Directions
Report the count of lines that carry the string "diffuse", and add nothing.

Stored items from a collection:
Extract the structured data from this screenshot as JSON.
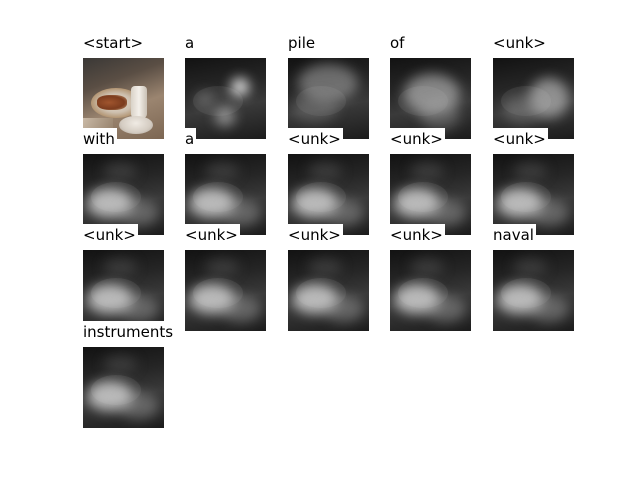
{
  "caption_words": [
    {
      "word": "<start>",
      "attention": "source-image"
    },
    {
      "word": "a",
      "attention": "spots"
    },
    {
      "word": "pile",
      "attention": "diffuse-top"
    },
    {
      "word": "of",
      "attention": "diffuse-center"
    },
    {
      "word": "<unk>",
      "attention": "diffuse-right"
    },
    {
      "word": "with",
      "attention": "lower-left"
    },
    {
      "word": "a",
      "attention": "lower-left"
    },
    {
      "word": "<unk>",
      "attention": "lower-left"
    },
    {
      "word": "<unk>",
      "attention": "lower-left"
    },
    {
      "word": "<unk>",
      "attention": "lower-left"
    },
    {
      "word": "<unk>",
      "attention": "lower-left"
    },
    {
      "word": "<unk>",
      "attention": "lower-left"
    },
    {
      "word": "<unk>",
      "attention": "lower-left"
    },
    {
      "word": "<unk>",
      "attention": "lower-left"
    },
    {
      "word": "naval",
      "attention": "lower-left"
    },
    {
      "word": "instruments",
      "attention": "lower-left"
    }
  ]
}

Result for this task
3